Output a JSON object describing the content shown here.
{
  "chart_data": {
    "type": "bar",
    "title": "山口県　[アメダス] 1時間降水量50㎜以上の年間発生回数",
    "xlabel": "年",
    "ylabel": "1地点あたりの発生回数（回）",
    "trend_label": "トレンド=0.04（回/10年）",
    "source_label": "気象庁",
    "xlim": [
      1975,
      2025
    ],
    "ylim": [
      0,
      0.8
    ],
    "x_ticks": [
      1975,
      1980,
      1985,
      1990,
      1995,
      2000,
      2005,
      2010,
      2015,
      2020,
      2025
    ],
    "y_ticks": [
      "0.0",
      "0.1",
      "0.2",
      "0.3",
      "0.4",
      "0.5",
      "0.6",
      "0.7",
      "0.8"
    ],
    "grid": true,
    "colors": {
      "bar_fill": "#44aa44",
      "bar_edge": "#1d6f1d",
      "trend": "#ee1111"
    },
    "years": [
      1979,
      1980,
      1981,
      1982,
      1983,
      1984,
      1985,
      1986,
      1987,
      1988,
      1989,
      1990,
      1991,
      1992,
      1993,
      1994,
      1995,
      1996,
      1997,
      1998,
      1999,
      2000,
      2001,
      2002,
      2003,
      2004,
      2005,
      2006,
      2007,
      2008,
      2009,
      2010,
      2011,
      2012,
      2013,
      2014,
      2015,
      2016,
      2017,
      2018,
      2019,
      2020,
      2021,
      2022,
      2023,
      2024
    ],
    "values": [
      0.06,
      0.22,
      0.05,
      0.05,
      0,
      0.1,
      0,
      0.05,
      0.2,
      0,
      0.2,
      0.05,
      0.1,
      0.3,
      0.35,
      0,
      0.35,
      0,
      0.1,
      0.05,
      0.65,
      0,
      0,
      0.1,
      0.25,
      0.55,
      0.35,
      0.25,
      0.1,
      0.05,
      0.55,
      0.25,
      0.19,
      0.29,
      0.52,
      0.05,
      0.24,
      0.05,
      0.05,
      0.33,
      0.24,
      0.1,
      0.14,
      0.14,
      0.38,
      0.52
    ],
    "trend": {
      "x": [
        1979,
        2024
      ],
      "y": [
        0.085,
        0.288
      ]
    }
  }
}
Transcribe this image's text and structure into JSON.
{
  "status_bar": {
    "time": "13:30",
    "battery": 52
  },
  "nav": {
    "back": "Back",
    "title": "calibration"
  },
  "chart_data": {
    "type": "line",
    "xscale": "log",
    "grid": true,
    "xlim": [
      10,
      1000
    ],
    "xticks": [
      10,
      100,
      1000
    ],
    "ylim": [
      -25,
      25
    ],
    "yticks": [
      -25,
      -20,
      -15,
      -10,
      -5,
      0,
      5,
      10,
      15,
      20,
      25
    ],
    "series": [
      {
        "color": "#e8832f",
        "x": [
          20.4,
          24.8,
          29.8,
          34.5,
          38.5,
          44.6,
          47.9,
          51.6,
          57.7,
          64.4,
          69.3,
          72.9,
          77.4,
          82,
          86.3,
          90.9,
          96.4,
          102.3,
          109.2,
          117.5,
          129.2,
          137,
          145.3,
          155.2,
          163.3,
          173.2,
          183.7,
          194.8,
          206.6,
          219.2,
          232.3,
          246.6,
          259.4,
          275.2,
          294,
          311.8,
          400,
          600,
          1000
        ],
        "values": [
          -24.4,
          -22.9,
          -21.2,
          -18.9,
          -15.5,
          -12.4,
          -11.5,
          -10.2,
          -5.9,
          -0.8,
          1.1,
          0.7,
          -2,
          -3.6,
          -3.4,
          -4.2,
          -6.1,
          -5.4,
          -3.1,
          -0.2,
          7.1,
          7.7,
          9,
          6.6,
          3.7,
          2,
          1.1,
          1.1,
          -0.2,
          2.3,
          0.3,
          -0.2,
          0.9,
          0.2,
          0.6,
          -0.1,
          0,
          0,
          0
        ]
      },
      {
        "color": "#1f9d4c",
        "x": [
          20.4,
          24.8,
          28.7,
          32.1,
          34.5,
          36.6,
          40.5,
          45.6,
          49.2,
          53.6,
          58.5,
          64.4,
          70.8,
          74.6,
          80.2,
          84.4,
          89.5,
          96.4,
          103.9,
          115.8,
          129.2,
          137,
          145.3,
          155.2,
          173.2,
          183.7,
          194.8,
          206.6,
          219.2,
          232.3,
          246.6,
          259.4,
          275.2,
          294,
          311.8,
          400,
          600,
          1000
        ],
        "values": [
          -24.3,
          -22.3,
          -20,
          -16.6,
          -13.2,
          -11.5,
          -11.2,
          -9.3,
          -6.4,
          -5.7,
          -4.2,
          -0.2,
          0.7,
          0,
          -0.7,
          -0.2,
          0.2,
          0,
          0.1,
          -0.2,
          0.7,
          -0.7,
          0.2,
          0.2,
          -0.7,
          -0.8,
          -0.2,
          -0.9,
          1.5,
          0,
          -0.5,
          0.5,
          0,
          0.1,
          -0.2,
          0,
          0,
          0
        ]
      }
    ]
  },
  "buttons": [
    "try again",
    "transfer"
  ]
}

===============

Goal — Copy out every line of the listing that contains the string "JSON".

Result of the task —
Output a JSON object describing the content shown here.
Transcribe this image's text and structure into JSON.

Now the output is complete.